- **Data shown**
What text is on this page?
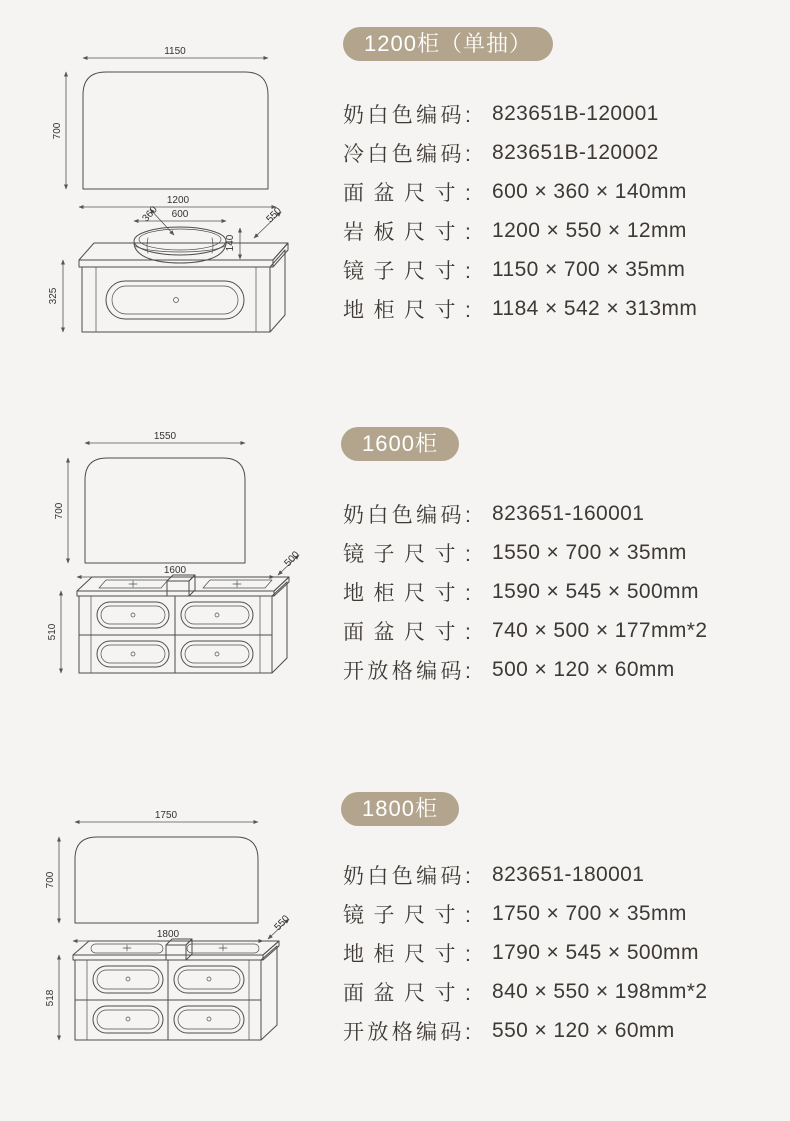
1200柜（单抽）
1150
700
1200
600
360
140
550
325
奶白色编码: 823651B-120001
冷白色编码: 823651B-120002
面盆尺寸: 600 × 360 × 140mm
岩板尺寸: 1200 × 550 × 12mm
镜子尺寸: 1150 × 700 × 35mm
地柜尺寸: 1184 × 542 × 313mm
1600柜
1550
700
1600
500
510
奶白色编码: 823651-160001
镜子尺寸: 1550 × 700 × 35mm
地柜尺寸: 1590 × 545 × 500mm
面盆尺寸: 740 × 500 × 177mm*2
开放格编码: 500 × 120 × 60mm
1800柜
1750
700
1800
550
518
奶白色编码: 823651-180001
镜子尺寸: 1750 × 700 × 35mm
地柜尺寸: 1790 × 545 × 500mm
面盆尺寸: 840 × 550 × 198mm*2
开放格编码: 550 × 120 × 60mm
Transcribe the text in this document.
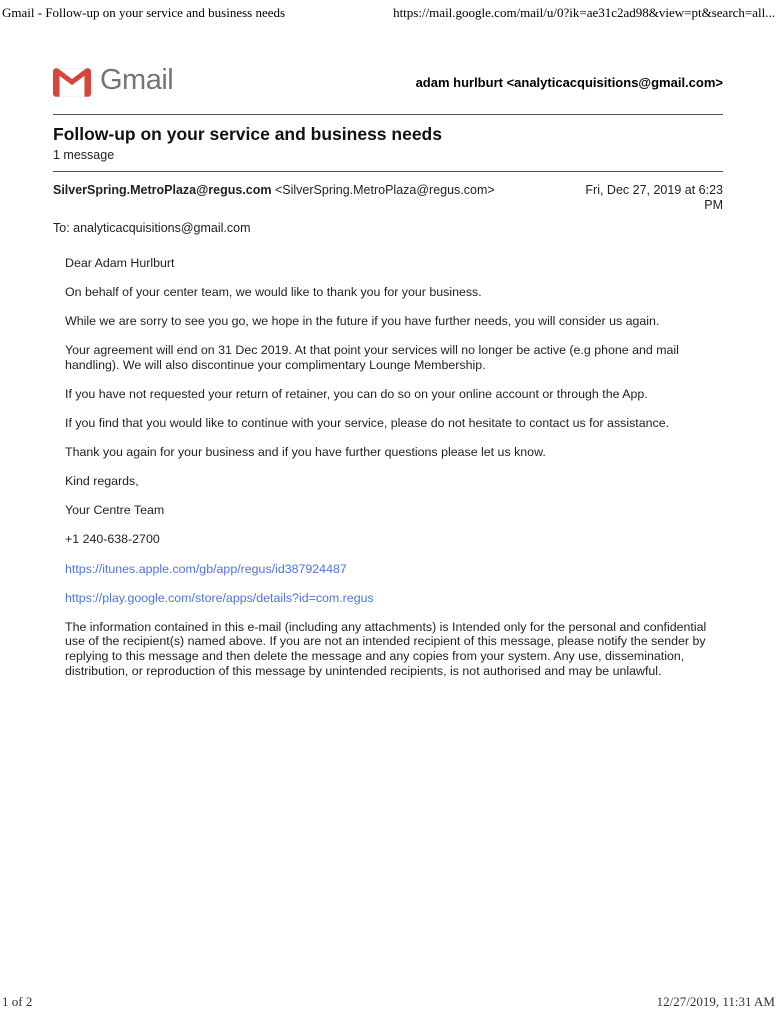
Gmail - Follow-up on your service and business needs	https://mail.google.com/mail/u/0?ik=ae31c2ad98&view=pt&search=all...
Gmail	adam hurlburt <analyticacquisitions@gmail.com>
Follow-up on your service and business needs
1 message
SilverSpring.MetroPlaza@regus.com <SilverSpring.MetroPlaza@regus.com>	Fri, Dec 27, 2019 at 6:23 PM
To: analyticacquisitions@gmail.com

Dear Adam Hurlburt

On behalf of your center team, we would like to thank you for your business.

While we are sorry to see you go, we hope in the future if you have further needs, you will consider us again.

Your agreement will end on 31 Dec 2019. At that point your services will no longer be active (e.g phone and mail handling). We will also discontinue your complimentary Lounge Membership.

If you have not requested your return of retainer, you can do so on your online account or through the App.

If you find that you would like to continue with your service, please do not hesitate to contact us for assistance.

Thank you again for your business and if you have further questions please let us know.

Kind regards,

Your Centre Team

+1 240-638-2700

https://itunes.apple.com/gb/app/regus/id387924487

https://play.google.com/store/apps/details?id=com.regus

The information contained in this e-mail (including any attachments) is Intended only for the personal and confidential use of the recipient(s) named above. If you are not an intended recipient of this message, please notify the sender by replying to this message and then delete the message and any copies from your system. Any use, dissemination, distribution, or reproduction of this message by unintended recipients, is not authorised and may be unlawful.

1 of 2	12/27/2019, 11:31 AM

* * *

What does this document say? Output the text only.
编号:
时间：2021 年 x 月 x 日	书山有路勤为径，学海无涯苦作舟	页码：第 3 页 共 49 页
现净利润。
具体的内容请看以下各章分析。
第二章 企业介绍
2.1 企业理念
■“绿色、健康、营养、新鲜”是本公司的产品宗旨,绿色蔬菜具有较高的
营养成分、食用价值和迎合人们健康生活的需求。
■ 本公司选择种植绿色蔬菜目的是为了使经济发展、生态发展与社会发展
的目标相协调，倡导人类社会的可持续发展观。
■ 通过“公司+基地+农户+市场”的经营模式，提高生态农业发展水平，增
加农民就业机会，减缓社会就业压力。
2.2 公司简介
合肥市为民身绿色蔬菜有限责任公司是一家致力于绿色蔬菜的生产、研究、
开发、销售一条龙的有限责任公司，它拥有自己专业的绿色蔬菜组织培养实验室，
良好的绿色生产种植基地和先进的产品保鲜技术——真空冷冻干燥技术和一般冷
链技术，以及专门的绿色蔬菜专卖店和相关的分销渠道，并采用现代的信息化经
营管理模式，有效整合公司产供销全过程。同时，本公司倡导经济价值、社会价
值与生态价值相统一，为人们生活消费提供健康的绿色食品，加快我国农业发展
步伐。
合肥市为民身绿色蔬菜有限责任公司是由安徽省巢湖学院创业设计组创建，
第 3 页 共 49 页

- **Prompt**
From the entries above, copy out every line where the string "面盆尺寸" appears.

- **Written answer**
面盆尺寸: 600 × 360 × 140mm
面盆尺寸: 740 × 500 × 177mm*2
面盆尺寸: 840 × 550 × 198mm*2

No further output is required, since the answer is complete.